### Work required
Reproduce the entries exactly.

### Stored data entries
-- BEGIN --

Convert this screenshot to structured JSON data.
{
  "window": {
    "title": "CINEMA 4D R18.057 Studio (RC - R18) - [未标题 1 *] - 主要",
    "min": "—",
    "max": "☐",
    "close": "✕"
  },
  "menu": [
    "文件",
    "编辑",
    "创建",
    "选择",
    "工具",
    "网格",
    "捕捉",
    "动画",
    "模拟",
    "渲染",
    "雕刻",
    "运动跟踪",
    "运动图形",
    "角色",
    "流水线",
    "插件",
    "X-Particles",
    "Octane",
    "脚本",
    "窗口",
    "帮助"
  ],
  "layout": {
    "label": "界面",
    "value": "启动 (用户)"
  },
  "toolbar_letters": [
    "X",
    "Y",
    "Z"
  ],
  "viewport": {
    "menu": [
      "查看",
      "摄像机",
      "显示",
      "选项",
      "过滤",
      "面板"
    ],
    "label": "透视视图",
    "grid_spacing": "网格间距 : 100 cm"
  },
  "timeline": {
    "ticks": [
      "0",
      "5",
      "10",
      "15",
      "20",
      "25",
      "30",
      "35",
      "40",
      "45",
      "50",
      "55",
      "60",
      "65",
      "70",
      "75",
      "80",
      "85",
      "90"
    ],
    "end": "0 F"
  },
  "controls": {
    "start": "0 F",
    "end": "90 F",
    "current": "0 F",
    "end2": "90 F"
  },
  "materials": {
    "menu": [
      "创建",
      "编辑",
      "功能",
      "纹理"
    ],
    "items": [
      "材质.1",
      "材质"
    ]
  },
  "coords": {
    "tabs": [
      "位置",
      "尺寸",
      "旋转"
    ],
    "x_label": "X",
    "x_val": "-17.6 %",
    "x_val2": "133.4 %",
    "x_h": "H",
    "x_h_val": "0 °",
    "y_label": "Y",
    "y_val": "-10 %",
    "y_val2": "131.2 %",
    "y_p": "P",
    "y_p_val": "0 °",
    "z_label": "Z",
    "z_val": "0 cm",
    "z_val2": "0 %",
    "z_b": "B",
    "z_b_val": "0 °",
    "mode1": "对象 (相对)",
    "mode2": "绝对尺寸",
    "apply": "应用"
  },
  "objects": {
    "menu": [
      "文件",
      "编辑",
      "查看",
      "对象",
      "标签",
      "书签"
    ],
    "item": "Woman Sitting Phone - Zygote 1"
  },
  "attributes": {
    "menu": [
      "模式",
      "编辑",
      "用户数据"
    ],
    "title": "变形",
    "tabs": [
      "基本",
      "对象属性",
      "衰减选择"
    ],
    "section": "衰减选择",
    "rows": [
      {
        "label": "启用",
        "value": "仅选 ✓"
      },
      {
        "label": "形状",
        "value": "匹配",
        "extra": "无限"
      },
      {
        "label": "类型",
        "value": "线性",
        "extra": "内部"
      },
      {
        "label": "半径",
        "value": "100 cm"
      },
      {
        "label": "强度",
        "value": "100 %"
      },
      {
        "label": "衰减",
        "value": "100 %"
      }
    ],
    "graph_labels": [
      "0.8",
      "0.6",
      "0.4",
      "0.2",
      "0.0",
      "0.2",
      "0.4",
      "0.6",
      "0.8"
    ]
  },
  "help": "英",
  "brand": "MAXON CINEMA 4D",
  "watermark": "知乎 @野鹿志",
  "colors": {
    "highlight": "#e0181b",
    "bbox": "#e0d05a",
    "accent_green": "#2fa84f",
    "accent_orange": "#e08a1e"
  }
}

-- END --

### Task output
Convert this screenshot to structured JSON data.
{
  "window": {
    "title": "CINEMA 4D R18.057 Studio (RC - R18) - [未标题 1 *] - 主要",
    "min": "—",
    "max": "☐",
    "close": "✕"
  },
  "menu": [
    "文件",
    "编辑",
    "创建",
    "选择",
    "工具",
    "网格",
    "捕捉",
    "动画",
    "模拟",
    "渲染",
    "雕刻",
    "运动跟踪",
    "运动图形",
    "角色",
    "流水线",
    "插件",
    "X-Particles",
    "Octane",
    "脚本",
    "窗口",
    "帮助"
  ],
  "layout": {
    "label": "界面",
    "value": "启动 (用户)"
  },
  "toolbar_letters": [
    "X",
    "Y",
    "Z"
  ],
  "viewport": {
    "menu": [
      "查看",
      "摄像机",
      "显示",
      "选项",
      "过滤",
      "面板"
    ],
    "label": "透视视图",
    "grid_spacing": "网格间距 : 100 cm"
  },
  "timeline": {
    "ticks": [
      "0",
      "5",
      "10",
      "15",
      "20",
      "25",
      "30",
      "35",
      "40",
      "45",
      "50",
      "55",
      "60",
      "65",
      "70",
      "75",
      "80",
      "85",
      "90"
    ],
    "end": "0 F"
  },
  "controls": {
    "start": "0 F",
    "end": "90 F",
    "current": "0 F",
    "end2": "90 F"
  },
  "materials": {
    "menu": [
      "创建",
      "编辑",
      "功能",
      "纹理"
    ],
    "items": [
      "材质.1",
      "材质"
    ]
  },
  "coords": {
    "tabs": [
      "位置",
      "尺寸",
      "旋转"
    ],
    "x_label": "X",
    "x_val": "-17.6 %",
    "x_val2": "133.4 %",
    "x_h": "H",
    "x_h_val": "0 °",
    "y_label": "Y",
    "y_val": "-10 %",
    "y_val2": "131.2 %",
    "y_p": "P",
    "y_p_val": "0 °",
    "z_label": "Z",
    "z_val": "0 cm",
    "z_val2": "0 %",
    "z_b": "B",
    "z_b_val": "0 °",
    "mode1": "对象 (相对)",
    "mode2": "绝对尺寸",
    "apply": "应用"
  },
  "objects": {
    "menu": [
      "文件",
      "编辑",
      "查看",
      "对象",
      "标签",
      "书签"
    ],
    "item": "Woman Sitting Phone - Zygote 1"
  },
  "attributes": {
    "menu": [
      "模式",
      "编辑",
      "用户数据"
    ],
    "title": "变形",
    "tabs": [
      "基本",
      "对象属性",
      "衰减选择"
    ],
    "section": "衰减选择",
    "rows": [
      {
        "label": "启用",
        "value": "仅选 ✓"
      },
      {
        "label": "形状",
        "value": "匹配",
        "extra": "无限"
      },
      {
        "label": "类型",
        "value": "线性",
        "extra": "内部"
      },
      {
        "label": "半径",
        "value": "100 cm"
      },
      {
        "label": "强度",
        "value": "100 %"
      },
      {
        "label": "衰减",
        "value": "100 %"
      }
    ],
    "graph_labels": [
      "0.8",
      "0.6",
      "0.4",
      "0.2",
      "0.0",
      "0.2",
      "0.4",
      "0.6",
      "0.8"
    ]
  },
  "help": "英",
  "brand": "MAXON CINEMA 4D",
  "watermark": "知乎 @野鹿志",
  "colors": {
    "highlight": "#e0181b",
    "bbox": "#e0d05a",
    "accent_green": "#2fa84f",
    "accent_orange": "#e08a1e"
  }
}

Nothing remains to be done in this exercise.